— start Exercise inputs —

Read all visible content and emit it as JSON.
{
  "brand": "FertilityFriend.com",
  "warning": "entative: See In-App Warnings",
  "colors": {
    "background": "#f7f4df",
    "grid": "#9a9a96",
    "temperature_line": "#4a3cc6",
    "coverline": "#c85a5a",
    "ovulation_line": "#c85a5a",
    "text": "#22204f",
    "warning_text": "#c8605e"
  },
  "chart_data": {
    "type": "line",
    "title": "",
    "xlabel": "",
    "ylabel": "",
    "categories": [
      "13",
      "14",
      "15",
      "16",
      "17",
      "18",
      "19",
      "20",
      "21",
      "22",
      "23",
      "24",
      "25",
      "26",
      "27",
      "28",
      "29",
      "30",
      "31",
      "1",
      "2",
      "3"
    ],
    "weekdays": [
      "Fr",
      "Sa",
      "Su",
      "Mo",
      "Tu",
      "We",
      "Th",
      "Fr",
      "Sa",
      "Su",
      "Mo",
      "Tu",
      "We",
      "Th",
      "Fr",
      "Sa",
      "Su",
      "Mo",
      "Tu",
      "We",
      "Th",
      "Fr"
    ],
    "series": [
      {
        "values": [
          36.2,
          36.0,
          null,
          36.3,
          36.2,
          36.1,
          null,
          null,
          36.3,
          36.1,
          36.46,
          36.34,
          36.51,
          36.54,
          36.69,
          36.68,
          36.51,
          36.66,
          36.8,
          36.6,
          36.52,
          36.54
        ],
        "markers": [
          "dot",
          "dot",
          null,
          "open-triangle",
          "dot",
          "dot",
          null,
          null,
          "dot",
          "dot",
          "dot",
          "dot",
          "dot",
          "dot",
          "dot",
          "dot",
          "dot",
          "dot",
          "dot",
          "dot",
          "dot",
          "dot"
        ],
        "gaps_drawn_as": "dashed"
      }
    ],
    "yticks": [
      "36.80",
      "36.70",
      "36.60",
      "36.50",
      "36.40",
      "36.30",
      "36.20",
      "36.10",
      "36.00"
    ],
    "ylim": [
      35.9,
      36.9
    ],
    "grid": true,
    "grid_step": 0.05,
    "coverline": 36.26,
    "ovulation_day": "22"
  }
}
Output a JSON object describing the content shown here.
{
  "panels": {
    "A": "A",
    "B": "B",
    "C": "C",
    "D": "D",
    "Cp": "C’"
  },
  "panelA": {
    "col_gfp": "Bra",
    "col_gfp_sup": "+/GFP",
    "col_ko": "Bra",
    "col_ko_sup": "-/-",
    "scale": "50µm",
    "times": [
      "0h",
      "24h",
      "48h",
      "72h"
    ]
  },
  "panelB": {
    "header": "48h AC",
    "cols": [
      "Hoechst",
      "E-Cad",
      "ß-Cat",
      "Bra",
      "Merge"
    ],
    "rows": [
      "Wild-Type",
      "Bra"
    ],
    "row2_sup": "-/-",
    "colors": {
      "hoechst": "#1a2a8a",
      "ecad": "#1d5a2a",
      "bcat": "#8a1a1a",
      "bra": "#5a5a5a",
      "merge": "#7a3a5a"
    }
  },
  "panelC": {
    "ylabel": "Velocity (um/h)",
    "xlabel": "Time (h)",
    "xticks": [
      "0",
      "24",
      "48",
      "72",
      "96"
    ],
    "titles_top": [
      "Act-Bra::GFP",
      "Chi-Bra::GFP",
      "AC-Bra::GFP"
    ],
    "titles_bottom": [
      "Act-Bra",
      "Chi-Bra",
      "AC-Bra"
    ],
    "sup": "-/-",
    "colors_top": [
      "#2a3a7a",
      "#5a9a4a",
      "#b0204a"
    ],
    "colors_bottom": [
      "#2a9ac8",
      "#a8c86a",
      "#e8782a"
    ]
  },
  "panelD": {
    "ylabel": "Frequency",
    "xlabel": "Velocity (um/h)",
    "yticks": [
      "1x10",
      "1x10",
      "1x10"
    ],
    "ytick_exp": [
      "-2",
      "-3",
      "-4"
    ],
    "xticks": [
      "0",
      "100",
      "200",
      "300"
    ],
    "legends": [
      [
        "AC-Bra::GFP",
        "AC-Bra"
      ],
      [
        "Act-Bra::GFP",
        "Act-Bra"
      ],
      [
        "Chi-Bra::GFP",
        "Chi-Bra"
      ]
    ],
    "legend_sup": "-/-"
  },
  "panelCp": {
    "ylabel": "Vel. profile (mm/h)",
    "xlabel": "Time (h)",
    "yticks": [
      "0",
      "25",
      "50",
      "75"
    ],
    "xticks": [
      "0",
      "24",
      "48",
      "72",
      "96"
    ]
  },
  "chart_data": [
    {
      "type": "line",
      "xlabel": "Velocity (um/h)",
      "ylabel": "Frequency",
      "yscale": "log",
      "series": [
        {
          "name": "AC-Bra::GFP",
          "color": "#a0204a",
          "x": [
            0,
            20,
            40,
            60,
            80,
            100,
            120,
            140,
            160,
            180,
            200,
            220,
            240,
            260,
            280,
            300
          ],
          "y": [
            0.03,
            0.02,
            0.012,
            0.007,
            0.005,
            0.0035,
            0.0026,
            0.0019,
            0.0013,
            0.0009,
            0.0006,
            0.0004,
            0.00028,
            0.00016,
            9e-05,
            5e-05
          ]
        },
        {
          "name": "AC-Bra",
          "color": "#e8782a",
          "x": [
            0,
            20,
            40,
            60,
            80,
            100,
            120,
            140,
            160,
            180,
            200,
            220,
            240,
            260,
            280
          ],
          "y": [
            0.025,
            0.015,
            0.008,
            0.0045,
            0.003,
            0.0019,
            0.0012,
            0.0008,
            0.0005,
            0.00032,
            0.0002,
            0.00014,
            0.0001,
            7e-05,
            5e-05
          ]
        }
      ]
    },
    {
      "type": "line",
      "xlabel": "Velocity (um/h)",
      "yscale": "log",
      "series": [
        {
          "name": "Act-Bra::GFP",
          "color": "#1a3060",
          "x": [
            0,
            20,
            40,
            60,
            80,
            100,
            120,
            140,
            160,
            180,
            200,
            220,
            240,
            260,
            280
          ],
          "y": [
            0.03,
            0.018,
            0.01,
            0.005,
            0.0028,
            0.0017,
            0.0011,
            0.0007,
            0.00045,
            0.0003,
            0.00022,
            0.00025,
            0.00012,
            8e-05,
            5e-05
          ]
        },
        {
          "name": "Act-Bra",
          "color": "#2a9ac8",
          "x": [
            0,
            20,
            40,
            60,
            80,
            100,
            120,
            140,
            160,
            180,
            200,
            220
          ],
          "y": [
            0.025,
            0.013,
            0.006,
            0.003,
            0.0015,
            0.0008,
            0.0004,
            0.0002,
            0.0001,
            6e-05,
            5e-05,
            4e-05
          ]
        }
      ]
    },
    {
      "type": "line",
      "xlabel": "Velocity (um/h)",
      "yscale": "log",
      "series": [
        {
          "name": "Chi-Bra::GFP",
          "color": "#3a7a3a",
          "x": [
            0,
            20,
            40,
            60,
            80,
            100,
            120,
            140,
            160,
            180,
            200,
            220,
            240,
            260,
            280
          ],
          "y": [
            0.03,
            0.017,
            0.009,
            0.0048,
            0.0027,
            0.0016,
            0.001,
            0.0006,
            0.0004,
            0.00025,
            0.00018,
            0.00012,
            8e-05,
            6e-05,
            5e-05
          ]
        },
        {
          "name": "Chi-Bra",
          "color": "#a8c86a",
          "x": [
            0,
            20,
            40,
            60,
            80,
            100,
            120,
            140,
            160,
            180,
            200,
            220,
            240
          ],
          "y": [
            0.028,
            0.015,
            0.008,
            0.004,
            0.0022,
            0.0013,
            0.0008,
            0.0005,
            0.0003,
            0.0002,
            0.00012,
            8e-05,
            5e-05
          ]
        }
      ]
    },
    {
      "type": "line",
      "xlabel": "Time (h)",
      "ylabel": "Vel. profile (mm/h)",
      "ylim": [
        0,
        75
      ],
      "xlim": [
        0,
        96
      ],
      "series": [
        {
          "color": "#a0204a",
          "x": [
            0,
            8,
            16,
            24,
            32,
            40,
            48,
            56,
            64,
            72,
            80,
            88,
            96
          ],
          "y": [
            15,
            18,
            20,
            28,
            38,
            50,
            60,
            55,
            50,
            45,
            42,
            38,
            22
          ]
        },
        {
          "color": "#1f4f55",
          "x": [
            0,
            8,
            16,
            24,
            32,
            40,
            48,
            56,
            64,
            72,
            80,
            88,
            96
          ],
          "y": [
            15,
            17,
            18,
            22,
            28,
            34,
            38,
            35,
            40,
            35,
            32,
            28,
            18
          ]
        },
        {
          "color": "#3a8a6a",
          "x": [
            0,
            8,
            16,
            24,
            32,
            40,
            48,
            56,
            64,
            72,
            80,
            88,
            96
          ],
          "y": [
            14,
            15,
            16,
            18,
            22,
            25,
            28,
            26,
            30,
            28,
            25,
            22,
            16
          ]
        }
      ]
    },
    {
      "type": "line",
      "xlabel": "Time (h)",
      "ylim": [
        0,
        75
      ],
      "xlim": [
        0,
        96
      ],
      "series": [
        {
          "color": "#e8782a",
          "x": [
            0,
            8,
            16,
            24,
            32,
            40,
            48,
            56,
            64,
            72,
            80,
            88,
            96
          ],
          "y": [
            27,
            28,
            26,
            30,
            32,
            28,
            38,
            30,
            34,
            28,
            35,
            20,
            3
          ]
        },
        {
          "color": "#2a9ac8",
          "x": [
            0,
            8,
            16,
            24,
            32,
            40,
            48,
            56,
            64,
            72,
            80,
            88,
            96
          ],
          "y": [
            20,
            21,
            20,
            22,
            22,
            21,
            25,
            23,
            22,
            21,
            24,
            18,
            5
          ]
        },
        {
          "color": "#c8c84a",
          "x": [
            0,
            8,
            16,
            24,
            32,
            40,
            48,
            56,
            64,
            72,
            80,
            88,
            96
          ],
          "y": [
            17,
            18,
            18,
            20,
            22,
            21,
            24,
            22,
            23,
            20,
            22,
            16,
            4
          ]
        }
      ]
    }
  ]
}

— end Exercise inputs —

Exercise description -
Copy out each line of the entries that holds "Frequency".

Response to this task -
    "ylabel": "Frequency",
      "ylabel": "Frequency",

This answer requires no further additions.